*Collection entries*
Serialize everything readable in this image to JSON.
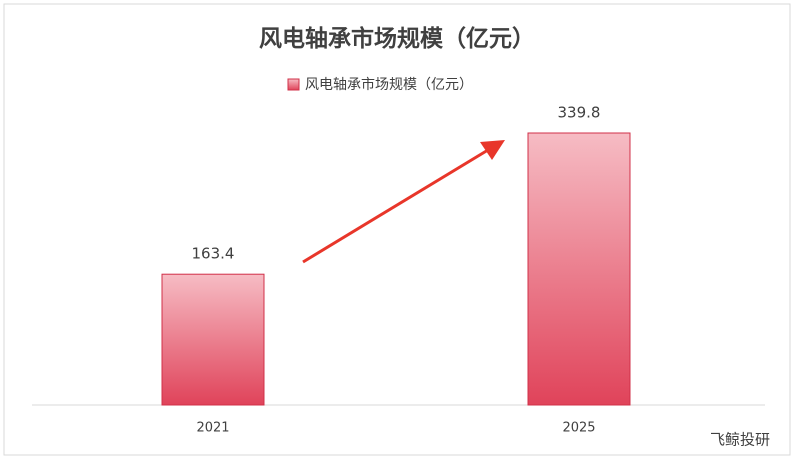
{
  "chart_data": {
    "type": "bar",
    "title": "风电轴承市场规模（亿元）",
    "series": [
      {
        "name": "风电轴承市场规模（亿元）",
        "color": "#e04a5e",
        "values": [
          163.4,
          339.8
        ]
      }
    ],
    "categories": [
      "2021",
      "2025"
    ]
  },
  "watermark": "飞鲸投研"
}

*Task to complete*
Leave the pictures out and reproduce each record exactly as written.

*Answer*
Serialize everything readable in this image to JSON.
{
  "chart_data": {
    "type": "bar",
    "title": "风电轴承市场规模（亿元）",
    "series": [
      {
        "name": "风电轴承市场规模（亿元）",
        "color": "#e04a5e",
        "values": [
          163.4,
          339.8
        ]
      }
    ],
    "categories": [
      "2021",
      "2025"
    ]
  },
  "watermark": "飞鲸投研"
}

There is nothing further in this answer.